[What you need to do] Below are the records. List every line holding the word "entire".

══ Supplied entries ══

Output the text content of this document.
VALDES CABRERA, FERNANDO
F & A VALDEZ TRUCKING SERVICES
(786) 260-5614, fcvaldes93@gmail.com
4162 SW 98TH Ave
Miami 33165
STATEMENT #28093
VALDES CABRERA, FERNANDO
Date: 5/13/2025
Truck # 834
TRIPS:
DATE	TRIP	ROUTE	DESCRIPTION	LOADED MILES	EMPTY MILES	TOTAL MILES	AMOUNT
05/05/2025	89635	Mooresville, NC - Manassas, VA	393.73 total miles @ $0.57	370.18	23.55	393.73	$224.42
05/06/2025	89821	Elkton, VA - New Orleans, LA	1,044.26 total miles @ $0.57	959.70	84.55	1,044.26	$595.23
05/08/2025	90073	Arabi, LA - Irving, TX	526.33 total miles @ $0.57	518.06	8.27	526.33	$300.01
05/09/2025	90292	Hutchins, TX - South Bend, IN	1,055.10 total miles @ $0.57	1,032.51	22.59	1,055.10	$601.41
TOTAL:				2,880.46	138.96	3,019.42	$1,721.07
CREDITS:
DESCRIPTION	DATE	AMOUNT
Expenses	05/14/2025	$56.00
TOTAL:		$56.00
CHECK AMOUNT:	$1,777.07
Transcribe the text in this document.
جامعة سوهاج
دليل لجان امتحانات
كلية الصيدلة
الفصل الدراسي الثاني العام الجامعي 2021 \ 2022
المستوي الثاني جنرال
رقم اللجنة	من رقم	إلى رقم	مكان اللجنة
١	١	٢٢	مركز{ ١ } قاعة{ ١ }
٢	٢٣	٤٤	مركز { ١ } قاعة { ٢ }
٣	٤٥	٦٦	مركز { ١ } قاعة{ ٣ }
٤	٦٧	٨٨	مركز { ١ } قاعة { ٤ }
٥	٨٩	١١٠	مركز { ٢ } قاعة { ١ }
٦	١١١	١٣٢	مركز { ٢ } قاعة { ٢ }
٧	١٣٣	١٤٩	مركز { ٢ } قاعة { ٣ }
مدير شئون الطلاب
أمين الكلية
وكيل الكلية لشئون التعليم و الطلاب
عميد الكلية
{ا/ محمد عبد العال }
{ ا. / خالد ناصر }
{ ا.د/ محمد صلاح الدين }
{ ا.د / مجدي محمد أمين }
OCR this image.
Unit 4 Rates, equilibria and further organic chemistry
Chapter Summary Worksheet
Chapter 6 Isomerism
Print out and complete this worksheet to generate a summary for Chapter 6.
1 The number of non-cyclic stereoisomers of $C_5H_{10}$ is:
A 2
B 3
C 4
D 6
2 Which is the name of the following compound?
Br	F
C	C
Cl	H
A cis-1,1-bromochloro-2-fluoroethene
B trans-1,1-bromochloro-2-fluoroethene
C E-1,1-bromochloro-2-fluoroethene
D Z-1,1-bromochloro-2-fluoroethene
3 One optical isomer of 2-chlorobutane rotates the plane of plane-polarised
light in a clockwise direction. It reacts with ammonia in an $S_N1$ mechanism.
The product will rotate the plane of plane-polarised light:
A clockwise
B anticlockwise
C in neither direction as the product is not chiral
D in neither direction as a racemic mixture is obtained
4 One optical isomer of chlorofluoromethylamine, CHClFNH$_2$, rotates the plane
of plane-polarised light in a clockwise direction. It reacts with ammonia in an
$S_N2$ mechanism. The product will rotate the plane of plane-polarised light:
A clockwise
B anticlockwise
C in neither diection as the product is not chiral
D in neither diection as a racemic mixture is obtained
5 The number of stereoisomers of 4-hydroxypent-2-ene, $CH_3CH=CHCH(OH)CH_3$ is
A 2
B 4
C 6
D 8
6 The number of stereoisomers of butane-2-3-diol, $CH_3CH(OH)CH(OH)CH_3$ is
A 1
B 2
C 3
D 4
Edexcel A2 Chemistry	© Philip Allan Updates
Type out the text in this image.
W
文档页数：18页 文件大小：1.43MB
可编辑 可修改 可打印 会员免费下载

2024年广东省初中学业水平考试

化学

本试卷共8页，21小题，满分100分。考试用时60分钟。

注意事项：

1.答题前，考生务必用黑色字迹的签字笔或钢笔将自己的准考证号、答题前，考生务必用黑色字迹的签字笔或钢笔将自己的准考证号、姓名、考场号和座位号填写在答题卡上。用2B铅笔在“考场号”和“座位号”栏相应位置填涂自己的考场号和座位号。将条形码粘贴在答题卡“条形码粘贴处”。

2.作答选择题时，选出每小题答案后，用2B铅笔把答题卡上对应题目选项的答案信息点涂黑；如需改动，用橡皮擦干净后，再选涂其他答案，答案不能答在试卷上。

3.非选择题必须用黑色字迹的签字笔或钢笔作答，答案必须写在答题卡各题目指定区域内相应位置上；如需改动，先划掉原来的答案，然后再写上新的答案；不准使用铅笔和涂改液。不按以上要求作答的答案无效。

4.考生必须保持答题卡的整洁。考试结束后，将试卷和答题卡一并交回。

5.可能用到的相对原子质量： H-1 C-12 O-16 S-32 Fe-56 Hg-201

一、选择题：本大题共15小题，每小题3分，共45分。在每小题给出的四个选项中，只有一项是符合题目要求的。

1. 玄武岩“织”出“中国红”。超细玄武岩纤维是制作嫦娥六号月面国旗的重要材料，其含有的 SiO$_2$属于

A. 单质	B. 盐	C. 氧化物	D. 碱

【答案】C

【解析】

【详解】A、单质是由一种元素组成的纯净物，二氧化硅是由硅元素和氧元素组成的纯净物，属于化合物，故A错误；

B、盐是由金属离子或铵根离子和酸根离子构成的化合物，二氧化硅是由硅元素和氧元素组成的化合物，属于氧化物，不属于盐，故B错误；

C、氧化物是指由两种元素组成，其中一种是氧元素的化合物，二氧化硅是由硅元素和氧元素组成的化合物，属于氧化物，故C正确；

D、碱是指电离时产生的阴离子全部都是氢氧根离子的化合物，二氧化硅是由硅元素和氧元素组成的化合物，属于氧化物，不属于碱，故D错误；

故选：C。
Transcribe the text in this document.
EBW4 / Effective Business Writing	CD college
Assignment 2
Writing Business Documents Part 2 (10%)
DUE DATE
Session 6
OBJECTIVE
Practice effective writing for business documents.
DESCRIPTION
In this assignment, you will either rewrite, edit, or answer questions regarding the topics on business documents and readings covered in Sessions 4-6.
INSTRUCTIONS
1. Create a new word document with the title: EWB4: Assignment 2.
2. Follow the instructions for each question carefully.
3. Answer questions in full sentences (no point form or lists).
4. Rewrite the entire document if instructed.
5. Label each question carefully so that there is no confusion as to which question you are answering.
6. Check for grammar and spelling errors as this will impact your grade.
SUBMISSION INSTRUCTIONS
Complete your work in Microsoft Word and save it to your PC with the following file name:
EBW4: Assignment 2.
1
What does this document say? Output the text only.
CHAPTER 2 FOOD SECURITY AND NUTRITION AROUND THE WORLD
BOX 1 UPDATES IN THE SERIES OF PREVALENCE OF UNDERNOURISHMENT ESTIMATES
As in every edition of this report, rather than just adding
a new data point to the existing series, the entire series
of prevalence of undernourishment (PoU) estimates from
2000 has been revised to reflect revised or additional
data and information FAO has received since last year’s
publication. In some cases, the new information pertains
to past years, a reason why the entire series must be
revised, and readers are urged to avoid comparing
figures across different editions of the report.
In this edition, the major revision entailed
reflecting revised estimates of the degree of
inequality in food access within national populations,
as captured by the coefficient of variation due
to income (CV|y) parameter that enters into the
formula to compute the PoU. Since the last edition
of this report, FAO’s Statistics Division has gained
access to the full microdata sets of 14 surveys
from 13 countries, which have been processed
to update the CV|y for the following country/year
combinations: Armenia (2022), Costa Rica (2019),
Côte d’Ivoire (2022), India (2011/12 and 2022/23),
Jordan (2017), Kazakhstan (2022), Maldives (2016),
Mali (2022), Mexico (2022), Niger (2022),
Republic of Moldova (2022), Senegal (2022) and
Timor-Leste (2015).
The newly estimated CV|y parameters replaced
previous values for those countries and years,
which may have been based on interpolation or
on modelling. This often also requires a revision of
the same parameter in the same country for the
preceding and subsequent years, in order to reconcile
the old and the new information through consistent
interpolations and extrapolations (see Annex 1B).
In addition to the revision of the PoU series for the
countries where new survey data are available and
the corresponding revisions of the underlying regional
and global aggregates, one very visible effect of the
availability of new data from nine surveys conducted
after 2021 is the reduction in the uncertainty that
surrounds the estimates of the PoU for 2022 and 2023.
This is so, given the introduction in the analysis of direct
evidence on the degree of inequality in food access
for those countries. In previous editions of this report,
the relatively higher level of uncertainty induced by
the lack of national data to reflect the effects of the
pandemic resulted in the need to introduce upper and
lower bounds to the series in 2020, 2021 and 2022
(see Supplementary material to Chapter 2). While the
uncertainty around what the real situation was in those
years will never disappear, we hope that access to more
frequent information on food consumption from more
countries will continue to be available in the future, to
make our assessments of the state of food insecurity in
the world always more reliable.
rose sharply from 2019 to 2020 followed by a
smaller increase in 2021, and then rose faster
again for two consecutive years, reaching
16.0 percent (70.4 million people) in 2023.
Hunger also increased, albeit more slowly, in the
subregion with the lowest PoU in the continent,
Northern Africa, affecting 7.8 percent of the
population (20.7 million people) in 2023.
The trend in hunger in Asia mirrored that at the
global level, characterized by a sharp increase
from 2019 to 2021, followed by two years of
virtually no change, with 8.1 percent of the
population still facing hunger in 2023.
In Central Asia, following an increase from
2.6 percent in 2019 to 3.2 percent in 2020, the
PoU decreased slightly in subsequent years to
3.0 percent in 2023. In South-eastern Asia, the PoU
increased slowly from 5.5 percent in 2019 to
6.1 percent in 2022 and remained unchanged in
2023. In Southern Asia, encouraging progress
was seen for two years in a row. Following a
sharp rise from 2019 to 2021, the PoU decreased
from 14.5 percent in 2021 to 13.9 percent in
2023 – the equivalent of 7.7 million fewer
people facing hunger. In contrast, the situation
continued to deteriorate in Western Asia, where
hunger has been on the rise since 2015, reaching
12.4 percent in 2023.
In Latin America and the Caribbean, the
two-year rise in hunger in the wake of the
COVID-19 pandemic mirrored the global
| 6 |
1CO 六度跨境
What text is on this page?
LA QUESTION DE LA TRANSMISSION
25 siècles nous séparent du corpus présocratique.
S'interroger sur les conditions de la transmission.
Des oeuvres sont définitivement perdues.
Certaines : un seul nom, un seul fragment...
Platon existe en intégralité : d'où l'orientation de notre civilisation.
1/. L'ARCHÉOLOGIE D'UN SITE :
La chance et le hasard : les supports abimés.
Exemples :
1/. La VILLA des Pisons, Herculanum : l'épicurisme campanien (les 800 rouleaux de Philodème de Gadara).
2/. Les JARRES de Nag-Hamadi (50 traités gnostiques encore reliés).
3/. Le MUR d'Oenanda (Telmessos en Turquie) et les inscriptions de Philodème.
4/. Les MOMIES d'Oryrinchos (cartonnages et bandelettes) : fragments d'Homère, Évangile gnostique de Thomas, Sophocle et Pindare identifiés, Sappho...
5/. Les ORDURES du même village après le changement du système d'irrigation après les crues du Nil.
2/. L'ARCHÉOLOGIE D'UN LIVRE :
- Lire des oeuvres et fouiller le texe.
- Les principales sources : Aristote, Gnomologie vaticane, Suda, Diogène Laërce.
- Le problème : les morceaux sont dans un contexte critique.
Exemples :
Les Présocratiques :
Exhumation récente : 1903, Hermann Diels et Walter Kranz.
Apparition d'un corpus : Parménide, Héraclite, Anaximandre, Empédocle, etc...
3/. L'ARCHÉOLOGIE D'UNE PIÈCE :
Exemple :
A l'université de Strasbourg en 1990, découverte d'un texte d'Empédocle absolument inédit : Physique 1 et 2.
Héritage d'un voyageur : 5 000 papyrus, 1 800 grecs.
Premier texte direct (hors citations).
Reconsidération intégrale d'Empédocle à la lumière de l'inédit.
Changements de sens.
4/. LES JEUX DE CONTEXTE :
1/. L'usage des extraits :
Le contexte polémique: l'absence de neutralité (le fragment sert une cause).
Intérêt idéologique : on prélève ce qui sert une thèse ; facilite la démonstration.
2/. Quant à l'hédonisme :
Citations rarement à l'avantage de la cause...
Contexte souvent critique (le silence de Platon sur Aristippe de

═══

[Written response]
4. Rewrite the entire document if instructed.
a new data point to the existing series, the entire series
to past years, a reason why the entire series must be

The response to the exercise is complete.